■ **What this task involves**
Copy out the following data line for line, with every character unchanged, and leave out the pictures.

* Begin *

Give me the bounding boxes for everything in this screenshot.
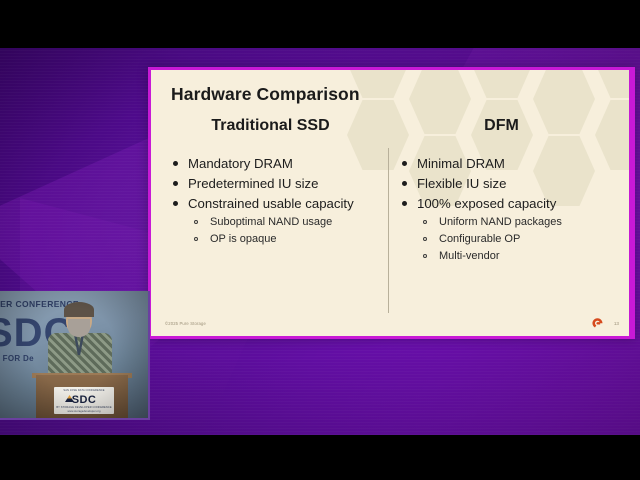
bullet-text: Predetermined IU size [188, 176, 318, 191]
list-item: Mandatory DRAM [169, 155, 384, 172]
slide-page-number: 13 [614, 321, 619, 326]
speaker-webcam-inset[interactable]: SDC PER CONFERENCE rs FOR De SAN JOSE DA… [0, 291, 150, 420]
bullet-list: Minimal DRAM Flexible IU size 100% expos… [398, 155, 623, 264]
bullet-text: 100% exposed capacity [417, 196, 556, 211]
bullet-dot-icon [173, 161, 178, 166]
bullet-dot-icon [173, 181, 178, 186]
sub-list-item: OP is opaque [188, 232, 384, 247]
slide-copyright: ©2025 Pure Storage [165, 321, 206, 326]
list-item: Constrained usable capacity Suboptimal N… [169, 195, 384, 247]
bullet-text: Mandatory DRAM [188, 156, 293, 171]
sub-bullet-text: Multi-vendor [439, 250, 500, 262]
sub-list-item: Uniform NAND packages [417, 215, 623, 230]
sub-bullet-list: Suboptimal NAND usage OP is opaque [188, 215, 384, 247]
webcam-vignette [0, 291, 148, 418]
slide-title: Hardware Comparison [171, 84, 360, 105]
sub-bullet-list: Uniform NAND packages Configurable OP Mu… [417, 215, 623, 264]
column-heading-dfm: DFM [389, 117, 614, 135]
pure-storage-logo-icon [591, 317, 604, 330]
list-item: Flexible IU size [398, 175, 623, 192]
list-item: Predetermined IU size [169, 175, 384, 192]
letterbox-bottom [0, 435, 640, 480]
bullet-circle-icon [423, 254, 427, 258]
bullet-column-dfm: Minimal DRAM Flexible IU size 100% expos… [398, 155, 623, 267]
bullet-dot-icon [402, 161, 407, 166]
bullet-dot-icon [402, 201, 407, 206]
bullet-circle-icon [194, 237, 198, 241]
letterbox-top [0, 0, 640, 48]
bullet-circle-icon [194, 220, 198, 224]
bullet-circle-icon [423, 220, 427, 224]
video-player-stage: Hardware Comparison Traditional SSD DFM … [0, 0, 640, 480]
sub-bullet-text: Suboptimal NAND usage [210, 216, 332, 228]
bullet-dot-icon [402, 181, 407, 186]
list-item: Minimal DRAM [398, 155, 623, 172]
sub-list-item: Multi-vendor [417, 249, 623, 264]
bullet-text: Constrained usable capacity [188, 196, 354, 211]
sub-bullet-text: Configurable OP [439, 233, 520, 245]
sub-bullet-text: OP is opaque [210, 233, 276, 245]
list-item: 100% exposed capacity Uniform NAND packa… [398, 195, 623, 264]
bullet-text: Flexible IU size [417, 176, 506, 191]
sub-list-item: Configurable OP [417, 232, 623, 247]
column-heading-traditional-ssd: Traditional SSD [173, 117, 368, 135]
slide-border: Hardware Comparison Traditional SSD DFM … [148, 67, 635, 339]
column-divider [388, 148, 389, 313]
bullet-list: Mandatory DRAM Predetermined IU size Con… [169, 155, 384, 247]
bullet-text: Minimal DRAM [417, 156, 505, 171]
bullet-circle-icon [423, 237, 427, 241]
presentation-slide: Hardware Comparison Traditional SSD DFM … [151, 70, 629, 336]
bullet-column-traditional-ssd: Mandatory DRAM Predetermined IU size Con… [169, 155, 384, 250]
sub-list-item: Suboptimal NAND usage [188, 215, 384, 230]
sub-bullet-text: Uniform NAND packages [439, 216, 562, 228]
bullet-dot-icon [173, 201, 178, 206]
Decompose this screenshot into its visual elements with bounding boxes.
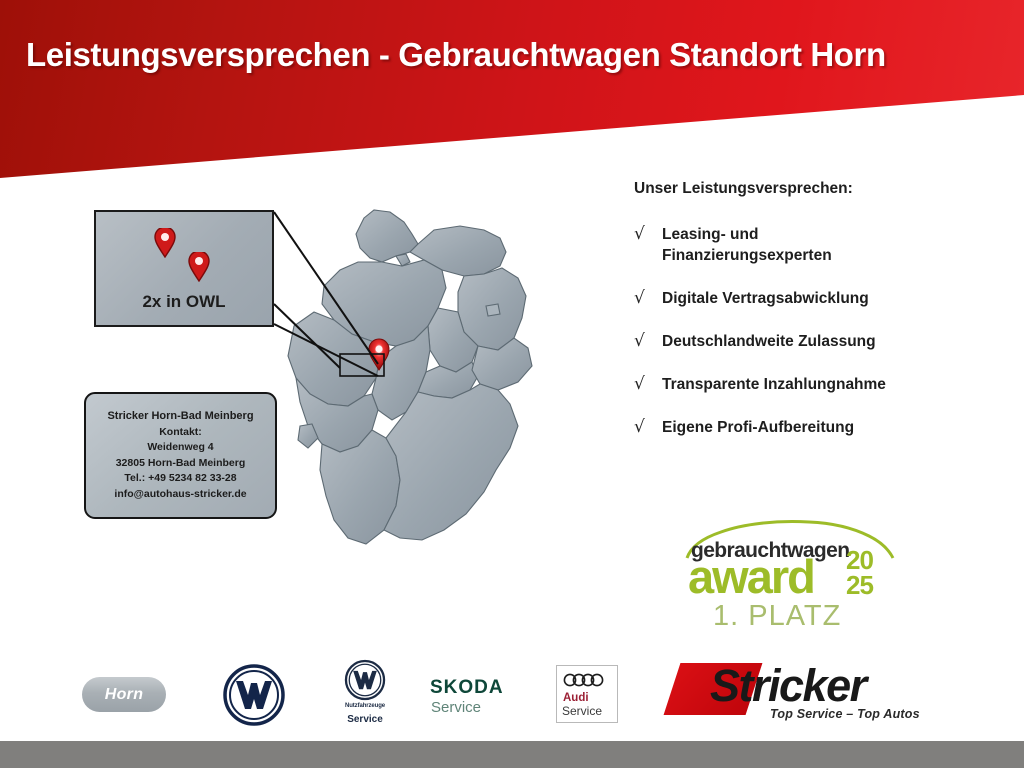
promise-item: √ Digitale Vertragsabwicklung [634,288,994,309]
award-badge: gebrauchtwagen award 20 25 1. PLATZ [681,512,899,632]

* End *

■ **Written reply**
Give me the bounding boxes for everything in this screenshot.
bullet-text: Predetermined IU size [188, 176, 318, 191]
list-item: Mandatory DRAM [169, 155, 384, 172]
slide-page-number: 13 [614, 321, 619, 326]
speaker-webcam-inset[interactable]: SDC PER CONFERENCE rs FOR De SAN JOSE DA… [0, 291, 150, 420]
bullet-list: Minimal DRAM Flexible IU size 100% expos… [398, 155, 623, 264]
bullet-text: 100% exposed capacity [417, 196, 556, 211]
bullet-dot-icon [173, 161, 178, 166]
bullet-dot-icon [173, 181, 178, 186]
sub-list-item: OP is opaque [188, 232, 384, 247]
slide-copyright: ©2025 Pure Storage [165, 321, 206, 326]
list-item: Constrained usable capacity Suboptimal N… [169, 195, 384, 247]
bullet-text: Mandatory DRAM [188, 156, 293, 171]
sub-bullet-text: Multi-vendor [439, 250, 500, 262]
sub-list-item: Uniform NAND packages [417, 215, 623, 230]
sub-bullet-list: Suboptimal NAND usage OP is opaque [188, 215, 384, 247]
webcam-vignette [0, 291, 148, 418]
slide-title: Hardware Comparison [171, 84, 360, 105]
sub-bullet-list: Uniform NAND packages Configurable OP Mu… [417, 215, 623, 264]
column-heading-dfm: DFM [389, 117, 614, 135]
pure-storage-logo-icon [591, 317, 604, 330]
list-item: Flexible IU size [398, 175, 623, 192]
list-item: Predetermined IU size [169, 175, 384, 192]
letterbox-bottom [0, 435, 640, 480]
bullet-circle-icon [423, 254, 427, 258]
bullet-column-dfm: Minimal DRAM Flexible IU size 100% expos… [398, 155, 623, 267]
bullet-dot-icon [402, 161, 407, 166]
bullet-dot-icon [402, 201, 407, 206]
bullet-circle-icon [194, 237, 198, 241]
letterbox-top [0, 0, 640, 48]
bullet-circle-icon [194, 220, 198, 224]
bullet-circle-icon [423, 220, 427, 224]
video-player-stage: Hardware Comparison Traditional SSD DFM … [0, 0, 640, 480]
sub-bullet-text: Suboptimal NAND usage [210, 216, 332, 228]
bullet-dot-icon [402, 181, 407, 186]
list-item: Minimal DRAM [398, 155, 623, 172]
sub-list-item: Multi-vendor [417, 249, 623, 264]
bullet-text: Constrained usable capacity [188, 196, 354, 211]
sub-bullet-text: Configurable OP [439, 233, 520, 245]
sub-bullet-text: OP is opaque [210, 233, 276, 245]
list-item: 100% exposed capacity Uniform NAND packa… [398, 195, 623, 264]
bullet-text: Flexible IU size [417, 176, 506, 191]
sub-list-item: Configurable OP [417, 232, 623, 247]
column-heading-traditional-ssd: Traditional SSD [173, 117, 368, 135]
slide-border: Hardware Comparison Traditional SSD DFM … [148, 67, 635, 339]
column-divider [388, 148, 389, 313]
bullet-list: Mandatory DRAM Predetermined IU size Con… [169, 155, 384, 247]
bullet-text: Minimal DRAM [417, 156, 505, 171]
bullet-circle-icon [423, 237, 427, 241]
presentation-slide: Hardware Comparison Traditional SSD DFM … [151, 70, 629, 336]
bullet-column-traditional-ssd: Mandatory DRAM Predetermined IU size Con… [169, 155, 384, 250]
sub-list-item: Suboptimal NAND usage [188, 215, 384, 230]
sub-bullet-text: Uniform NAND packages [439, 216, 562, 228]
bullet-dot-icon [173, 201, 178, 206]
Decompose this screenshot into its visual elements with bounding boxes.
promise-item: √ Digitale Vertragsabwicklung [634,288,994,309]
award-badge: gebrauchtwagen award 20 25 1. PLATZ [681,512,899,632]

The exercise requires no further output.